WHAT TO DO: Select all lines with the string "These" in them, and copy those lines.

(Dataset entries)
------------

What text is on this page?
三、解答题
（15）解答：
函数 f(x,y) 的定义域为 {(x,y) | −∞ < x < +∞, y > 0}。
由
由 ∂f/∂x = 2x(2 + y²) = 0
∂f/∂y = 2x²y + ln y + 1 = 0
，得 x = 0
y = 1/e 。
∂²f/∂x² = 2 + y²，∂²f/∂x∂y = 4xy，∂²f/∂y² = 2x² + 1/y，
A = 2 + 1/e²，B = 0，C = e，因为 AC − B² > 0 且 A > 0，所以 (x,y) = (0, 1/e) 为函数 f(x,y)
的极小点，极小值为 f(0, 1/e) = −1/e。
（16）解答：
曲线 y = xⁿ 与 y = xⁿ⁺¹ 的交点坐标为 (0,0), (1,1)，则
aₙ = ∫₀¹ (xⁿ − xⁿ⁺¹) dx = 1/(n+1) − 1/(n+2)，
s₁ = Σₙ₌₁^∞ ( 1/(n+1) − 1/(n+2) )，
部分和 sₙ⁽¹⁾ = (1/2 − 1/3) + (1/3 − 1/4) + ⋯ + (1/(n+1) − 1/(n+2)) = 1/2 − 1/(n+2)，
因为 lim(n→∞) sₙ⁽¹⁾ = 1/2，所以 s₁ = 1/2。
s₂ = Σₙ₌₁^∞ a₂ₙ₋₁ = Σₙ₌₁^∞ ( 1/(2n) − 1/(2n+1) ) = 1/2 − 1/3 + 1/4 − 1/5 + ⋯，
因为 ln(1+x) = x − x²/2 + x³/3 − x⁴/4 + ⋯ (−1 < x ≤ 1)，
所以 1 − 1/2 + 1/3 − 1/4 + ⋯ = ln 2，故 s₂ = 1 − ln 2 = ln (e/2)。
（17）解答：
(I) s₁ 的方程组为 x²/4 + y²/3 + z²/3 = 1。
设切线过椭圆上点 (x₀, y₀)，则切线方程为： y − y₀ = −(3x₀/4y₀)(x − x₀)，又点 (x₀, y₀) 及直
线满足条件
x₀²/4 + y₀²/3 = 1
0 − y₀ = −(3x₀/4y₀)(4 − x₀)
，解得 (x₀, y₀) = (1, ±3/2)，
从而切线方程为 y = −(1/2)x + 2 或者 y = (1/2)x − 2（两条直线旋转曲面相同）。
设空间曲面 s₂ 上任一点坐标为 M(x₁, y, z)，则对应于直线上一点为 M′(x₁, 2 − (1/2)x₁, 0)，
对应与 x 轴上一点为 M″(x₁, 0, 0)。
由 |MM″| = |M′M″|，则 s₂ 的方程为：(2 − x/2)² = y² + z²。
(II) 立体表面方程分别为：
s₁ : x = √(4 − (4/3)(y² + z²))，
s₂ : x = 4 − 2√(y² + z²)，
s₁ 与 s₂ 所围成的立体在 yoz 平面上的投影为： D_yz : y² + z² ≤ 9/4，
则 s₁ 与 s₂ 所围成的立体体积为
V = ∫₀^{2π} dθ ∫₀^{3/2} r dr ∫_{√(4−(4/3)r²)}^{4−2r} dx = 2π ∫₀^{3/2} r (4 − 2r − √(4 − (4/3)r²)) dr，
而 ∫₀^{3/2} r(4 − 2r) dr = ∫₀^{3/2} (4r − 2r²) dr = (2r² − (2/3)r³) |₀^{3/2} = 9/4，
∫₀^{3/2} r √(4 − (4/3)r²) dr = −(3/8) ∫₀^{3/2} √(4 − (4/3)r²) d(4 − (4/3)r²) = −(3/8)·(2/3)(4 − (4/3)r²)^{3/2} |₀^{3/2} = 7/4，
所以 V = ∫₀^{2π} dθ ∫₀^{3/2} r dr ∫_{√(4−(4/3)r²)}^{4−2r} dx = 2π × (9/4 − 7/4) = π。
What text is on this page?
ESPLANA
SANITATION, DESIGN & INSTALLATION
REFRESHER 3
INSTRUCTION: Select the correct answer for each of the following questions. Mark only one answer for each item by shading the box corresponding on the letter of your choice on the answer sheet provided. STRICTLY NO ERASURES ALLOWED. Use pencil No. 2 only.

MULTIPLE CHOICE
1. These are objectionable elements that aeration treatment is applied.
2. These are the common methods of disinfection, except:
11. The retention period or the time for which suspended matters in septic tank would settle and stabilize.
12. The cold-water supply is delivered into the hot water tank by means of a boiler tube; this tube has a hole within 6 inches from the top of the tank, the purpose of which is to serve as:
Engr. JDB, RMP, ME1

------------

TASK RESULT:
1. These are objectionable elements that aeration treatment is applied.
2. These are the common methods of disinfection, except:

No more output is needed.